--- Records for this task ---
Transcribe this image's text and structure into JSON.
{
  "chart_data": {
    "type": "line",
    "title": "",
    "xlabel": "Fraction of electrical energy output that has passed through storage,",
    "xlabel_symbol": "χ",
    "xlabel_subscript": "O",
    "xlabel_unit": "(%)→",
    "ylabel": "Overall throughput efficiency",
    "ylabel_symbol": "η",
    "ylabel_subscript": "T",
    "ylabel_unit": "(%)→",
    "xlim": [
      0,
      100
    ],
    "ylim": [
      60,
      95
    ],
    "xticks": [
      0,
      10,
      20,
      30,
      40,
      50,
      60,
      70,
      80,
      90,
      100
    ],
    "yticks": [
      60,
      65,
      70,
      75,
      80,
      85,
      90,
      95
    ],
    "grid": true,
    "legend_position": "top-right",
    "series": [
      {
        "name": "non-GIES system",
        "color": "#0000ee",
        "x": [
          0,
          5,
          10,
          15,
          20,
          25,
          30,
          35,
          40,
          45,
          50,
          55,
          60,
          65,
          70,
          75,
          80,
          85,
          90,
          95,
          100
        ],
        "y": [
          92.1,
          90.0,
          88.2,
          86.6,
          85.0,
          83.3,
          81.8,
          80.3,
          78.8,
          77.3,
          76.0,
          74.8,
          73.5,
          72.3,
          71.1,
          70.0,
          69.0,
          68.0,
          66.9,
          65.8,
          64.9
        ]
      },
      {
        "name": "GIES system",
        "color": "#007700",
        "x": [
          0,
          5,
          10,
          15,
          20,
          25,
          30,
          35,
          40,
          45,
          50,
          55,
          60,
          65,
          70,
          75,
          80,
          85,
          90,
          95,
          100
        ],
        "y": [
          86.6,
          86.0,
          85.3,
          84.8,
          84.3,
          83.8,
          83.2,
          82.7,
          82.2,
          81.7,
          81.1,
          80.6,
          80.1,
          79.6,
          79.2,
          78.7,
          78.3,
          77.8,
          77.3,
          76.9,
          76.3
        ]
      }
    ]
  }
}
---
## Task to complete
Copy out each record from above, exactly.

## The reply
Transcribe this image's text and structure into JSON.
{
  "chart_data": {
    "type": "line",
    "title": "",
    "xlabel": "Fraction of electrical energy output that has passed through storage,",
    "xlabel_symbol": "χ",
    "xlabel_subscript": "O",
    "xlabel_unit": "(%)→",
    "ylabel": "Overall throughput efficiency",
    "ylabel_symbol": "η",
    "ylabel_subscript": "T",
    "ylabel_unit": "(%)→",
    "xlim": [
      0,
      100
    ],
    "ylim": [
      60,
      95
    ],
    "xticks": [
      0,
      10,
      20,
      30,
      40,
      50,
      60,
      70,
      80,
      90,
      100
    ],
    "yticks": [
      60,
      65,
      70,
      75,
      80,
      85,
      90,
      95
    ],
    "grid": true,
    "legend_position": "top-right",
    "series": [
      {
        "name": "non-GIES system",
        "color": "#0000ee",
        "x": [
          0,
          5,
          10,
          15,
          20,
          25,
          30,
          35,
          40,
          45,
          50,
          55,
          60,
          65,
          70,
          75,
          80,
          85,
          90,
          95,
          100
        ],
        "y": [
          92.1,
          90.0,
          88.2,
          86.6,
          85.0,
          83.3,
          81.8,
          80.3,
          78.8,
          77.3,
          76.0,
          74.8,
          73.5,
          72.3,
          71.1,
          70.0,
          69.0,
          68.0,
          66.9,
          65.8,
          64.9
        ]
      },
      {
        "name": "GIES system",
        "color": "#007700",
        "x": [
          0,
          5,
          10,
          15,
          20,
          25,
          30,
          35,
          40,
          45,
          50,
          55,
          60,
          65,
          70,
          75,
          80,
          85,
          90,
          95,
          100
        ],
        "y": [
          86.6,
          86.0,
          85.3,
          84.8,
          84.3,
          83.8,
          83.2,
          82.7,
          82.2,
          81.7,
          81.1,
          80.6,
          80.1,
          79.6,
          79.2,
          78.7,
          78.3,
          77.8,
          77.3,
          76.9,
          76.3
        ]
      }
    ]
  }
}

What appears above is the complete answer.